→ **Task goal**: Reproduce all entries verbatim, with nothing added or dropped.

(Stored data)
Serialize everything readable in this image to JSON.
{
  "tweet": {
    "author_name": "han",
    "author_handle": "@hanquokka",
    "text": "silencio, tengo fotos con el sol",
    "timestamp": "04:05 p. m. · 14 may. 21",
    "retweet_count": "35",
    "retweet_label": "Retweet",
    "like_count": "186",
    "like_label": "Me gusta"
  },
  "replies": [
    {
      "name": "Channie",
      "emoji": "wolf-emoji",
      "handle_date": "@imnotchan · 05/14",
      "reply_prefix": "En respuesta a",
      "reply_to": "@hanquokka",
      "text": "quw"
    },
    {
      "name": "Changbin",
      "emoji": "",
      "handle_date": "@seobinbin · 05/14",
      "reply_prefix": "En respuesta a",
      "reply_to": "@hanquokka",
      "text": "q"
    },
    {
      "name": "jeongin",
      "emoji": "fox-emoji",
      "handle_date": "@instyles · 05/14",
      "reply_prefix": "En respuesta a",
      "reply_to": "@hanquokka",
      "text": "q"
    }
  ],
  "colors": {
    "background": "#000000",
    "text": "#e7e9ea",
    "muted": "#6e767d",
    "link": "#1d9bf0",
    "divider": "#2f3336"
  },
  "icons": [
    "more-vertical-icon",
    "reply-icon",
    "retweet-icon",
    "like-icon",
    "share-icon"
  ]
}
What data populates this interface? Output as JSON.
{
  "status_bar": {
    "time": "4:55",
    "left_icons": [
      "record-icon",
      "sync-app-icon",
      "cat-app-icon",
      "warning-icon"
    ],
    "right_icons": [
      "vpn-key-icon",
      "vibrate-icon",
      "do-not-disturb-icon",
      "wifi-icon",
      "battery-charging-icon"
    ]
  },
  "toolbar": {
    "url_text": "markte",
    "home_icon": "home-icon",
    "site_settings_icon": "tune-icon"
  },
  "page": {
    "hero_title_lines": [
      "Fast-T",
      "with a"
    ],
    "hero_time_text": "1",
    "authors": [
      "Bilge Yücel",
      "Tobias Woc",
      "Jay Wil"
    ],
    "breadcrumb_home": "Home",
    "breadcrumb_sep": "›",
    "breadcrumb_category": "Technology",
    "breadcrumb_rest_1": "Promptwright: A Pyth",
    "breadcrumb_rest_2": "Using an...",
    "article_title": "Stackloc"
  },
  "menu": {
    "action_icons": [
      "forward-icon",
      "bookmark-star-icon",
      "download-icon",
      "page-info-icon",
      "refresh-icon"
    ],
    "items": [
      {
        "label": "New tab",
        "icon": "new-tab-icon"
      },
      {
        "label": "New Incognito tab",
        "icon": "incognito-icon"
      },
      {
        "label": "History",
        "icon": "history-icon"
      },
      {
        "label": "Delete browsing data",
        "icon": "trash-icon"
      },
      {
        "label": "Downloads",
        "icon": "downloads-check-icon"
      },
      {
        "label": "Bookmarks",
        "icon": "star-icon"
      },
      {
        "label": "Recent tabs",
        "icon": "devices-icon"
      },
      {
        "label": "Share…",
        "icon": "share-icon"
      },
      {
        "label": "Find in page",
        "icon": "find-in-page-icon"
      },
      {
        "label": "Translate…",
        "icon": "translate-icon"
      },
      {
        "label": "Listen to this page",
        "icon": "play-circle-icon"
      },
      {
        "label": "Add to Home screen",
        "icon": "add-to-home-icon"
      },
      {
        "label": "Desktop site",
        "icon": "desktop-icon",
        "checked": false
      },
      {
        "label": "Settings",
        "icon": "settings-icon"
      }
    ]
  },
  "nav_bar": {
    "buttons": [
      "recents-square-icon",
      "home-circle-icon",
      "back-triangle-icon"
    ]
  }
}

→ **Written response**:
Serialize everything readable in this image to JSON.
{
  "tweet": {
    "author_name": "han",
    "author_handle": "@hanquokka",
    "text": "silencio, tengo fotos con el sol",
    "timestamp": "04:05 p. m. · 14 may. 21",
    "retweet_count": "35",
    "retweet_label": "Retweet",
    "like_count": "186",
    "like_label": "Me gusta"
  },
  "replies": [
    {
      "name": "Channie",
      "emoji": "wolf-emoji",
      "handle_date": "@imnotchan · 05/14",
      "reply_prefix": "En respuesta a",
      "reply_to": "@hanquokka",
      "text": "quw"
    },
    {
      "name": "Changbin",
      "emoji": "",
      "handle_date": "@seobinbin · 05/14",
      "reply_prefix": "En respuesta a",
      "reply_to": "@hanquokka",
      "text": "q"
    },
    {
      "name": "jeongin",
      "emoji": "fox-emoji",
      "handle_date": "@instyles · 05/14",
      "reply_prefix": "En respuesta a",
      "reply_to": "@hanquokka",
      "text": "q"
    }
  ],
  "colors": {
    "background": "#000000",
    "text": "#e7e9ea",
    "muted": "#6e767d",
    "link": "#1d9bf0",
    "divider": "#2f3336"
  },
  "icons": [
    "more-vertical-icon",
    "reply-icon",
    "retweet-icon",
    "like-icon",
    "share-icon"
  ]
}
What data populates this interface? Output as JSON.
{
  "status_bar": {
    "time": "4:55",
    "left_icons": [
      "record-icon",
      "sync-app-icon",
      "cat-app-icon",
      "warning-icon"
    ],
    "right_icons": [
      "vpn-key-icon",
      "vibrate-icon",
      "do-not-disturb-icon",
      "wifi-icon",
      "battery-charging-icon"
    ]
  },
  "toolbar": {
    "url_text": "markte",
    "home_icon": "home-icon",
    "site_settings_icon": "tune-icon"
  },
  "page": {
    "hero_title_lines": [
      "Fast-T",
      "with a"
    ],
    "hero_time_text": "1",
    "authors": [
      "Bilge Yücel",
      "Tobias Woc",
      "Jay Wil"
    ],
    "breadcrumb_home": "Home",
    "breadcrumb_sep": "›",
    "breadcrumb_category": "Technology",
    "breadcrumb_rest_1": "Promptwright: A Pyth",
    "breadcrumb_rest_2": "Using an...",
    "article_title": "Stackloc"
  },
  "menu": {
    "action_icons": [
      "forward-icon",
      "bookmark-star-icon",
      "download-icon",
      "page-info-icon",
      "refresh-icon"
    ],
    "items": [
      {
        "label": "New tab",
        "icon": "new-tab-icon"
      },
      {
        "label": "New Incognito tab",
        "icon": "incognito-icon"
      },
      {
        "label": "History",
        "icon": "history-icon"
      },
      {
        "label": "Delete browsing data",
        "icon": "trash-icon"
      },
      {
        "label": "Downloads",
        "icon": "downloads-check-icon"
      },
      {
        "label": "Bookmarks",
        "icon": "star-icon"
      },
      {
        "label": "Recent tabs",
        "icon": "devices-icon"
      },
      {
        "label": "Share…",
        "icon": "share-icon"
      },
      {
        "label": "Find in page",
        "icon": "find-in-page-icon"
      },
      {
        "label": "Translate…",
        "icon": "translate-icon"
      },
      {
        "label": "Listen to this page",
        "icon": "play-circle-icon"
      },
      {
        "label": "Add to Home screen",
        "icon": "add-to-home-icon"
      },
      {
        "label": "Desktop site",
        "icon": "desktop-icon",
        "checked": false
      },
      {
        "label": "Settings",
        "icon": "settings-icon"
      }
    ]
  },
  "nav_bar": {
    "buttons": [
      "recents-square-icon",
      "home-circle-icon",
      "back-triangle-icon"
    ]
  }
}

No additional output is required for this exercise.